━━ Data for this task ━━
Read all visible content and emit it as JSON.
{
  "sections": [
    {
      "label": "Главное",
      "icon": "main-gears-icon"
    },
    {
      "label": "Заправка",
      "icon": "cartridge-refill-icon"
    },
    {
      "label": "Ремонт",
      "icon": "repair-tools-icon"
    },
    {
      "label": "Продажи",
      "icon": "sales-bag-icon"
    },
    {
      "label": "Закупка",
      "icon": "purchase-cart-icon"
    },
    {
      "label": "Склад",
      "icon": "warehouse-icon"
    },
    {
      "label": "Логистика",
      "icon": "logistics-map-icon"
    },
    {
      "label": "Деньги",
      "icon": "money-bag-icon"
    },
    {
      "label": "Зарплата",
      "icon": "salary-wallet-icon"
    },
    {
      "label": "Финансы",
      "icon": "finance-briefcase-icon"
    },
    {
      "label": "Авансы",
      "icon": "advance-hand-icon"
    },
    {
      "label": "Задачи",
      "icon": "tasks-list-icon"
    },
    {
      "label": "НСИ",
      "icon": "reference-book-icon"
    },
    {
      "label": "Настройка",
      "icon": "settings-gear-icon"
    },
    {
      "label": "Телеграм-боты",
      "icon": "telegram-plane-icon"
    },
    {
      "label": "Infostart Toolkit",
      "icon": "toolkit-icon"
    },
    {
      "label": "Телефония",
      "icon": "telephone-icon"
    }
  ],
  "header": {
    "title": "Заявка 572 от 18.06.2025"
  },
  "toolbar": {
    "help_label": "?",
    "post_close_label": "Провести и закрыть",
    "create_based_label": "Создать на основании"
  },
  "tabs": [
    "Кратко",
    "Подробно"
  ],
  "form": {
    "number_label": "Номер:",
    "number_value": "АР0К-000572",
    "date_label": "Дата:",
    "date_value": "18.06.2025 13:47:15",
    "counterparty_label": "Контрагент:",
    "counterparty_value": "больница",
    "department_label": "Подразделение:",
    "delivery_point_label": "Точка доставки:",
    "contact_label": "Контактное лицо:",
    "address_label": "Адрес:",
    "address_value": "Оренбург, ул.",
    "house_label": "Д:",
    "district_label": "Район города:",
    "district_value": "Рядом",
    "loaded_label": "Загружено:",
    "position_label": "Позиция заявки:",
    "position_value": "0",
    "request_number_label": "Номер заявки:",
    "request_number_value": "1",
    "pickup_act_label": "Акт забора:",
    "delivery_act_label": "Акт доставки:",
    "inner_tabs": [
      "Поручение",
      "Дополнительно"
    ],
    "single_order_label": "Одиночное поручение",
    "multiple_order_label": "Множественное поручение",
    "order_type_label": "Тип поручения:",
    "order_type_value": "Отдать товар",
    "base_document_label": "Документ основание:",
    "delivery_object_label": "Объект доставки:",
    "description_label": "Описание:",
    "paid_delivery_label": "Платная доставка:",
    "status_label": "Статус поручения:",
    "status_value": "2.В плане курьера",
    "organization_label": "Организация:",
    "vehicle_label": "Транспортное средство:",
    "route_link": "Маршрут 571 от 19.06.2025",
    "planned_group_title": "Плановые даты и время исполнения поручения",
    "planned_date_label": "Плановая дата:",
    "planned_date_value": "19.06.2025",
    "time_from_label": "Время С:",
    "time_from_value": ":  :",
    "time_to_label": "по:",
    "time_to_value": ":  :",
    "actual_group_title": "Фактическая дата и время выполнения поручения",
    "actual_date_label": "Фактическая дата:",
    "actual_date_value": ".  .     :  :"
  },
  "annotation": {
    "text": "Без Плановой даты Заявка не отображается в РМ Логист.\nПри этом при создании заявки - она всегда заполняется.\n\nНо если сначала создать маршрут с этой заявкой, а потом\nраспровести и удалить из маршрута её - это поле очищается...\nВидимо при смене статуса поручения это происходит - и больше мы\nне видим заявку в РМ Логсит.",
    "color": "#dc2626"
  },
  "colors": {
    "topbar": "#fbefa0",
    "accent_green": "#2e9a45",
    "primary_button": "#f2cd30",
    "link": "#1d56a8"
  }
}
━━━
Set task: Check each line of the entries above for the word "заявки". List the ones that have it.

Result of the exercise:
    "position_label": "Позиция заявки:",
    "request_number_label": "Номер заявки:",
    "text": "Без Плановой даты Заявка не отображается в РМ Логист.\nПри этом при создании заявки - она всегда заполняется.\n\nНо если сначала создать маршрут с этой заявкой, а потом\nраспровести и удалить из маршрута её - это поле очищается...\nВидимо при смене статуса поручения это происходит - и больше мы\nне видим заявку в РМ Логсит.",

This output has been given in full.